(Stored entries)
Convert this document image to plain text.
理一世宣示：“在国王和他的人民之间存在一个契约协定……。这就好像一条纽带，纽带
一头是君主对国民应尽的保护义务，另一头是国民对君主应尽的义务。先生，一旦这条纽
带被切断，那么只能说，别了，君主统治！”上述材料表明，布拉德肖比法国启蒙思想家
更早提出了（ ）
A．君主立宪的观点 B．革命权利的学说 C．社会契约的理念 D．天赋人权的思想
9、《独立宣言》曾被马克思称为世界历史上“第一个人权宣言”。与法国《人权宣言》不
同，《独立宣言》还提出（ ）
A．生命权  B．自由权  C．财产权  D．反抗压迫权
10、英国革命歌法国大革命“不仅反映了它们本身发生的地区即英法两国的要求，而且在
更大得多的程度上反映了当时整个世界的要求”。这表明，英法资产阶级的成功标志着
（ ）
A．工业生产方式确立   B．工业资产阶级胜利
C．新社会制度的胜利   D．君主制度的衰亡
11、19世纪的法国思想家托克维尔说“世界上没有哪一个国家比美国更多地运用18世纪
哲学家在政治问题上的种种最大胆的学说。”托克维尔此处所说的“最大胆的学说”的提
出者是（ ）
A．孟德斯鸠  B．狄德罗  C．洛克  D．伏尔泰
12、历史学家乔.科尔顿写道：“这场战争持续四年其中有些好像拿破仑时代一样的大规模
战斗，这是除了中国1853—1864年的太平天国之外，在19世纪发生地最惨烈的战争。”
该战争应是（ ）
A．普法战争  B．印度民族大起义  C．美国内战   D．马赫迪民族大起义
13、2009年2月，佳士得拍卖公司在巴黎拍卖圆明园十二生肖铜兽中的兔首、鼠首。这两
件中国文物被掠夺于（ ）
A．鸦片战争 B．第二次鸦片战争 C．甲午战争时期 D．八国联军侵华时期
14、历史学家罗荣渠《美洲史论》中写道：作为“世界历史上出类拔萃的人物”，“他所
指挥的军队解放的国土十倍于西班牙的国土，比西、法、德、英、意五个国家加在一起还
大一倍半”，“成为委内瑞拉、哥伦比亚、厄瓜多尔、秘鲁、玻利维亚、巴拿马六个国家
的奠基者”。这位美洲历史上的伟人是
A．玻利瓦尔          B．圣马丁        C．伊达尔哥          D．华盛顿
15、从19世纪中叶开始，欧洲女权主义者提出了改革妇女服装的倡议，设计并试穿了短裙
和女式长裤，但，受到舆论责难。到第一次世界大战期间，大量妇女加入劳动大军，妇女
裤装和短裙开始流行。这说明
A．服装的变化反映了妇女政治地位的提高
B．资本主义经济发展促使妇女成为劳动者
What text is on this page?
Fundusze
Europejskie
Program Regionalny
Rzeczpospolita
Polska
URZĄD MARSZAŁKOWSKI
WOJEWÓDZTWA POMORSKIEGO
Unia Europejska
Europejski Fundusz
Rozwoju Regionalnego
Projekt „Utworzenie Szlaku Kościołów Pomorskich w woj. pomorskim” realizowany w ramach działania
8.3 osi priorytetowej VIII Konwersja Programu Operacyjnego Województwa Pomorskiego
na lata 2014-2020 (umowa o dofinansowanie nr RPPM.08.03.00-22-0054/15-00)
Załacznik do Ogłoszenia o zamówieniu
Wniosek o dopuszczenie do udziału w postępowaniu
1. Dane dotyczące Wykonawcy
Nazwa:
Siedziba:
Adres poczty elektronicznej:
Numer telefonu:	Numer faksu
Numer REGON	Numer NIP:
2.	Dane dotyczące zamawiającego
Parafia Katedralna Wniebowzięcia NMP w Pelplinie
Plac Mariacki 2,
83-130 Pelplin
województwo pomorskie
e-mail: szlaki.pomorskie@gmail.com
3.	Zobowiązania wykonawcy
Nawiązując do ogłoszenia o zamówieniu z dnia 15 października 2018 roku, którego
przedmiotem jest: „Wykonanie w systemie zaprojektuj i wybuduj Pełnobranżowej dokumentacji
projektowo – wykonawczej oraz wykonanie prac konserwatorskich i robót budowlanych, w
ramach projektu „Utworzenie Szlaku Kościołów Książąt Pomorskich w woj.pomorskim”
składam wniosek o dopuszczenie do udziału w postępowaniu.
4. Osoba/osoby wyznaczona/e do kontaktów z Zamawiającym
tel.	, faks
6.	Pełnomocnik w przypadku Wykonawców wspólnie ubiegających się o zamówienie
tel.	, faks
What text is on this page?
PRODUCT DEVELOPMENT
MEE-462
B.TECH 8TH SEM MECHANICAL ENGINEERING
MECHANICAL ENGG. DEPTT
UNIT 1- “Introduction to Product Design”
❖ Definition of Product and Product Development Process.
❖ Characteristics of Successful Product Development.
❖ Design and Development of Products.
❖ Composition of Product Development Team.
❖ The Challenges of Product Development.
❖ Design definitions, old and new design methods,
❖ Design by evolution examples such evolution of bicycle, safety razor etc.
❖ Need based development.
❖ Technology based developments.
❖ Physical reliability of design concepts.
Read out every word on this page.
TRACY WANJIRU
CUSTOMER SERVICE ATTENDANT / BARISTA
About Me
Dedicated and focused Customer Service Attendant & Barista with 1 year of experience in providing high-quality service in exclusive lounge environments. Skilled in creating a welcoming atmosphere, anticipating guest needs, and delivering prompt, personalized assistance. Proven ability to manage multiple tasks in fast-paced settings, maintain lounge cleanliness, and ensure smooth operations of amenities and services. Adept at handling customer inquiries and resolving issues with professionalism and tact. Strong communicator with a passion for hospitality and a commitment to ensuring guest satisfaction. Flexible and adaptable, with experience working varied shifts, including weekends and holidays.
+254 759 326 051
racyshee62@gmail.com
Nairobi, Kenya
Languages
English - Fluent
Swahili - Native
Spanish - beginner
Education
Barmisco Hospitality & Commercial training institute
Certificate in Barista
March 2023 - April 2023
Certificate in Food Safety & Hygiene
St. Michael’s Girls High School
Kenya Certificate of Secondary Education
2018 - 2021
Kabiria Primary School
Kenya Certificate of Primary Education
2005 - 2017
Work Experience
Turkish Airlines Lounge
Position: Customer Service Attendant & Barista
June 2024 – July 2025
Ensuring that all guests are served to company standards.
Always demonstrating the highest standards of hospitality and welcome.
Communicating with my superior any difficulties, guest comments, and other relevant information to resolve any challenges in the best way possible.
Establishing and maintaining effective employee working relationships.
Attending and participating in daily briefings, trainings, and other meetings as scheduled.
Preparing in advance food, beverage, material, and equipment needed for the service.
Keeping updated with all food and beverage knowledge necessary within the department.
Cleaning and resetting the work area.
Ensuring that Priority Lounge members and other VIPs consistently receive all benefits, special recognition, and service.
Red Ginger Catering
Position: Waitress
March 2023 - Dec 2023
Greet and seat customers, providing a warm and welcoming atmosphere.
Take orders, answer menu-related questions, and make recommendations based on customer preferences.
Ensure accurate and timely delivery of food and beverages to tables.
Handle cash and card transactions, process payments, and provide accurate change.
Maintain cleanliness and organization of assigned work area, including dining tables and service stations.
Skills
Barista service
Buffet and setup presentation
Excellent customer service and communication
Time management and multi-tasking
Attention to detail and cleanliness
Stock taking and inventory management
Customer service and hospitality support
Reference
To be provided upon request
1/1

__WHAT THE TASK ASKS__. Of the lines above, how many hold the word "Certificate"? Say the number alone.

__EXERCISE ANSWER__. 4